Data supplied:
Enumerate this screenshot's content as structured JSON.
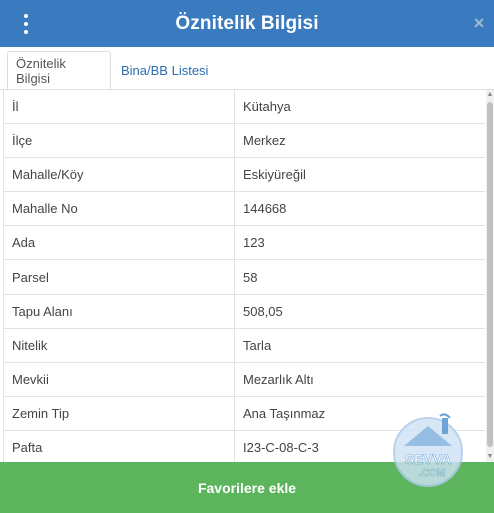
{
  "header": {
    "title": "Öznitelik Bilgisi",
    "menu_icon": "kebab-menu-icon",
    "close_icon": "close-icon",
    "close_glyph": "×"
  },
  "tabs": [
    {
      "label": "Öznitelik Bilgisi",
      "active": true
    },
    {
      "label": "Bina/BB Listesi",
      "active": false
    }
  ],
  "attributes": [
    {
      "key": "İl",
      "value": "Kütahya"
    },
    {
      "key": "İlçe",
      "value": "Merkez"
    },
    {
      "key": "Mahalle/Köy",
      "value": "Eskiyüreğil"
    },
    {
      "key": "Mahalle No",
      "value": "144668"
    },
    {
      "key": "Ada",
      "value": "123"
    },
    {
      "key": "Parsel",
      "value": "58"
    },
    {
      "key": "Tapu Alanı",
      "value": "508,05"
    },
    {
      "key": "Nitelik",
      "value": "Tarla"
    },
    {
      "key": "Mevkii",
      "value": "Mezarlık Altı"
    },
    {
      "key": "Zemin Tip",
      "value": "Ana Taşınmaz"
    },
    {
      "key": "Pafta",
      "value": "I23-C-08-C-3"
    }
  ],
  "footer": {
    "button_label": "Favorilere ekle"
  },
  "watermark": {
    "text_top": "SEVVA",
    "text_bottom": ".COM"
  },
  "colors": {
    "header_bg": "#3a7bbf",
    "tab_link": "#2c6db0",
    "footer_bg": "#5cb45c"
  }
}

What the exercise asks: The entries above should be reproduced exactly, without their pictures.

Correct response:
Enumerate this screenshot's content as structured JSON.
{
  "header": {
    "title": "Öznitelik Bilgisi",
    "menu_icon": "kebab-menu-icon",
    "close_icon": "close-icon",
    "close_glyph": "×"
  },
  "tabs": [
    {
      "label": "Öznitelik Bilgisi",
      "active": true
    },
    {
      "label": "Bina/BB Listesi",
      "active": false
    }
  ],
  "attributes": [
    {
      "key": "İl",
      "value": "Kütahya"
    },
    {
      "key": "İlçe",
      "value": "Merkez"
    },
    {
      "key": "Mahalle/Köy",
      "value": "Eskiyüreğil"
    },
    {
      "key": "Mahalle No",
      "value": "144668"
    },
    {
      "key": "Ada",
      "value": "123"
    },
    {
      "key": "Parsel",
      "value": "58"
    },
    {
      "key": "Tapu Alanı",
      "value": "508,05"
    },
    {
      "key": "Nitelik",
      "value": "Tarla"
    },
    {
      "key": "Mevkii",
      "value": "Mezarlık Altı"
    },
    {
      "key": "Zemin Tip",
      "value": "Ana Taşınmaz"
    },
    {
      "key": "Pafta",
      "value": "I23-C-08-C-3"
    }
  ],
  "footer": {
    "button_label": "Favorilere ekle"
  },
  "watermark": {
    "text_top": "SEVVA",
    "text_bottom": ".COM"
  },
  "colors": {
    "header_bg": "#3a7bbf",
    "tab_link": "#2c6db0",
    "footer_bg": "#5cb45c"
  }
}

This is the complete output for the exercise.